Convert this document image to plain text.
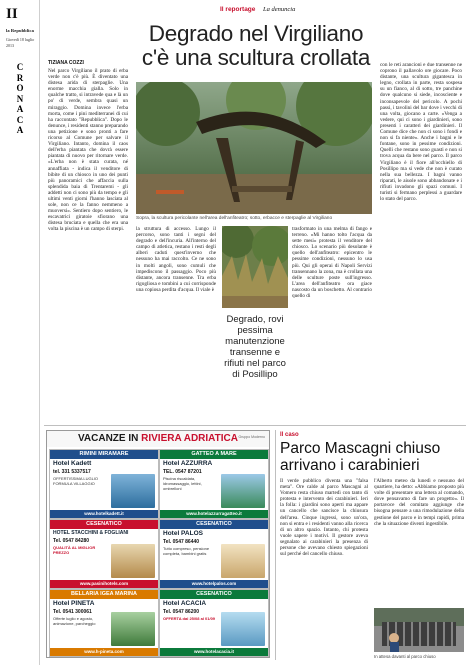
II
la Repubblica
Giovedì 18 luglio 2013
C
R
O
N
A
C
A
Il reportage La denuncia
Degrado nel Virgiliano c'è una scultura crollata
TIZIANA COZZI
Nel parco Virgiliano il prato di erba verde non c'è più. È diventato una distesa arida di sterpaglie. Una enorme macchia gialla. Solo in qualche tratto, si intravede qua e là un po' di verde, sembra quasi un miraggio. Domina invece l'erba morta, come i pini mediterranei di cui ha raccontato "Repubblica". Dopo le denunce, i residenti stanno preparando una petizione e sono pronti a fare ricorso al Comune per salvare il Virgiliano. Intanto, domina il caos dell'erba piantata che dovrà essere piantata di nuovo per ritornare verde. «L'erba non è stata curata, né annaffiata - indica il venditore di bibite di un chiosco in uno dei punti più panoramici che affaccia sulla splendida baia di Trentaremi - gli addetti non ci sono più da tempo e gli ultimi venti giorni l'hanno lasciata al sole, non ce la fanno nemmeno a muoversi». Sentiero dopo sentiero, le escavatrici giratoie sfiorano una distesa bruciata e quella che era una volta la piscina è un campo di sterpi.
Sopra, la scultura pericolante nell'area dell'anfiteatro; sotto, erbacce e sterpaglie al Virgiliano
la struttura di accesso. Lungo il percorso, sono tanti i segni del degrado e dell'incuria. All'interno del campo di atletica, restano i resti degli alberi caduti quest'inverno che nessuno ha mai raccolto. Ce ne sono in molti angoli, sono cumuli che impediscono il passaggio. Poco più distante, ancora transenne. Tra erba rigogliosa e tombini a cui corrisponde una copiosa perdita d'acqua. Il viale è
Degrado, rovi pessima manutenzione transenne e rifiuti nel parco di Posillipo
trasformato in una melma di fango e terreno. «Mi hanno tolto l'acqua da sette mesi» protesta il venditore del chiosco. Lo scenario più desolante è quello dell'anfiteatro: epicentro le pessime condizioni, nessuno lo usa più. Qui gli operai di Napoli Servizi transennano la zona, ma è crollata una delle sculture poste sull'ingresso. L'area dell'anfiteatro ora giace nascosto da un boschetto. Al contrario quello di
con le reti arancioni e due transenne ne coprono il pallavolo ore giocare. Poco distante, una scultura gigantesca in legno, crollata in parte, resta sospesa su un fianco, al di sotto, tre panchine dove qualcuno si siede, incosciente e inconsapevole del pericolo. A pochi passi, i tavolini del bar dove i vecchi di una volta, giocano a carte. «Venga a vedere, qui ci sono i giardinieri, sono presenti i caratteri dei giardinieri. Il Comune dice che non ci sono i fondi e non si fa niente». Anche i bagni e le fontane, sono in pessime condizioni. Quelli che restano sono guasti e non si trova acqua da bere nel parco. Il parco Virgiliano è il fiore all'occhiello di Posillipo ma si vede che non è curato nella sua bellezza. I bagni vanno riparati, le aiuole sono abbandonate e i rifiuti invadono gli spazi comuni. I turisti si fermano perplessi a guardare lo stato del parco.
VACANZE IN RIVIERA ADRIATICA Gruppo Moderno
RIMINI MIRAMARE
Hotel Kadett
tel. 331 5337517
OFFERTISSIMA LUGLIO FORMULA VILLAGGIO
www.hotelkadett.it
GATTEO A MARE
Hotel AZZURRA
TEL. 0547 87201
Piscina riscaldata, idromassaggio, lettini, ombrelloni
www.hotelazzurragatteo.it
CESENATICO
HOTEL STACCHINI & FOGLIANI
Tel. 0547 84280
QUALITÀ AL MIGLIOR PREZZO
www.pasinihotels.com
CESENATICO
Hotel PALOS
Tel. 0547 86440
Tutto compreso, pensione completa, bambini gratis
www.hotelpalos.com
BELLARIA IGEA MARINA
Hotel PINETA
Tel. 0541 300061
Offerte luglio e agosto, animazione, parcheggio
www.h-pineta.com
CESENATICO
Hotel ACACIA
Tel. 0547 86200
OFFERTA dal 25/08 al 01/09
www.hotelacacia.it
Il caso
Parco Mascagni chiuso arrivano i carabinieri
Il verde pubblico diventa una "falsa meta". Ore calde al parco Mascagni al Vomero resta chiuso martedì con tanto di protesta e intervento dei carabinieri. Ieri la folla: i giardini sono aperti ma appare un cancello che sancisce la chiusura dell'area. Cinque ingressi, sono un'ora, non si entra e i residenti vanno alla ricerca di un altro spazio. Intanto, chi protesta vuole sapere i motivi. Il gestore aveva segnalato ai carabinieri la presenza di persone che avevano chiesto spiegazioni sul perché del cancello chiuso.
l'Alberto meteo da lunedì e nessuno del quartiere, ha detto: «Abbiamo proposto più volte di presentare una lettera al comando, dove pensavamo di fare un progetto». Il portavoce del comitato aggiunge che bisogna pensare a una rimodulazione della gestione del parco e in tempi rapidi, prima che la situazione diventi ingestibile.
In attesa davanti al parco chiuso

——

EXERCISE GOAL
Every record above should be transcribed exactly; the pictures stay out of the copy.

RESPONSE TO THIS TASK
Convert this document image to plain text.
II
la Repubblica
Giovedì 18 luglio 2013
C
R
O
N
A
C
A
Il reportage La denuncia
Degrado nel Virgiliano c'è una scultura crollata
TIZIANA COZZI
Nel parco Virgiliano il prato di erba verde non c'è più. È diventato una distesa arida di sterpaglie. Una enorme macchia gialla. Solo in qualche tratto, si intravede qua e là un po' di verde, sembra quasi un miraggio. Domina invece l'erba morta, come i pini mediterranei di cui ha raccontato "Repubblica". Dopo le denunce, i residenti stanno preparando una petizione e sono pronti a fare ricorso al Comune per salvare il Virgiliano. Intanto, domina il caos dell'erba piantata che dovrà essere piantata di nuovo per ritornare verde. «L'erba non è stata curata, né annaffiata - indica il venditore di bibite di un chiosco in uno dei punti più panoramici che affaccia sulla splendida baia di Trentaremi - gli addetti non ci sono più da tempo e gli ultimi venti giorni l'hanno lasciata al sole, non ce la fanno nemmeno a muoversi». Sentiero dopo sentiero, le escavatrici giratoie sfiorano una distesa bruciata e quella che era una volta la piscina è un campo di sterpi.
Sopra, la scultura pericolante nell'area dell'anfiteatro; sotto, erbacce e sterpaglie al Virgiliano
la struttura di accesso. Lungo il percorso, sono tanti i segni del degrado e dell'incuria. All'interno del campo di atletica, restano i resti degli alberi caduti quest'inverno che nessuno ha mai raccolto. Ce ne sono in molti angoli, sono cumuli che impediscono il passaggio. Poco più distante, ancora transenne. Tra erba rigogliosa e tombini a cui corrisponde una copiosa perdita d'acqua. Il viale è
Degrado, rovi pessima manutenzione transenne e rifiuti nel parco di Posillipo
trasformato in una melma di fango e terreno. «Mi hanno tolto l'acqua da sette mesi» protesta il venditore del chiosco. Lo scenario più desolante è quello dell'anfiteatro: epicentro le pessime condizioni, nessuno lo usa più. Qui gli operai di Napoli Servizi transennano la zona, ma è crollata una delle sculture poste sull'ingresso. L'area dell'anfiteatro ora giace nascosto da un boschetto. Al contrario quello di
con le reti arancioni e due transenne ne coprono il pallavolo ore giocare. Poco distante, una scultura gigantesca in legno, crollata in parte, resta sospesa su un fianco, al di sotto, tre panchine dove qualcuno si siede, incosciente e inconsapevole del pericolo. A pochi passi, i tavolini del bar dove i vecchi di una volta, giocano a carte. «Venga a vedere, qui ci sono i giardinieri, sono presenti i caratteri dei giardinieri. Il Comune dice che non ci sono i fondi e non si fa niente». Anche i bagni e le fontane, sono in pessime condizioni. Quelli che restano sono guasti e non si trova acqua da bere nel parco. Il parco Virgiliano è il fiore all'occhiello di Posillipo ma si vede che non è curato nella sua bellezza. I bagni vanno riparati, le aiuole sono abbandonate e i rifiuti invadono gli spazi comuni. I turisti si fermano perplessi a guardare lo stato del parco.
VACANZE IN RIVIERA ADRIATICA Gruppo Moderno
RIMINI MIRAMARE
Hotel Kadett
tel. 331 5337517
OFFERTISSIMA LUGLIO FORMULA VILLAGGIO
www.hotelkadett.it
GATTEO A MARE
Hotel AZZURRA
TEL. 0547 87201
Piscina riscaldata, idromassaggio, lettini, ombrelloni
www.hotelazzurragatteo.it
CESENATICO
HOTEL STACCHINI & FOGLIANI
Tel. 0547 84280
QUALITÀ AL MIGLIOR PREZZO
www.pasinihotels.com
CESENATICO
Hotel PALOS
Tel. 0547 86440
Tutto compreso, pensione completa, bambini gratis
www.hotelpalos.com
BELLARIA IGEA MARINA
Hotel PINETA
Tel. 0541 300061
Offerte luglio e agosto, animazione, parcheggio
www.h-pineta.com
CESENATICO
Hotel ACACIA
Tel. 0547 86200
OFFERTA dal 25/08 al 01/09
www.hotelacacia.it
Il caso
Parco Mascagni chiuso arrivano i carabinieri
Il verde pubblico diventa una "falsa meta". Ore calde al parco Mascagni al Vomero resta chiuso martedì con tanto di protesta e intervento dei carabinieri. Ieri la folla: i giardini sono aperti ma appare un cancello che sancisce la chiusura dell'area. Cinque ingressi, sono un'ora, non si entra e i residenti vanno alla ricerca di un altro spazio. Intanto, chi protesta vuole sapere i motivi. Il gestore aveva segnalato ai carabinieri la presenza di persone che avevano chiesto spiegazioni sul perché del cancello chiuso.
l'Alberto meteo da lunedì e nessuno del quartiere, ha detto: «Abbiamo proposto più volte di presentare una lettera al comando, dove pensavamo di fare un progetto». Il portavoce del comitato aggiunge che bisogna pensare a una rimodulazione della gestione del parco e in tempi rapidi, prima che la situazione diventi ingestibile.
In attesa davanti al parco chiuso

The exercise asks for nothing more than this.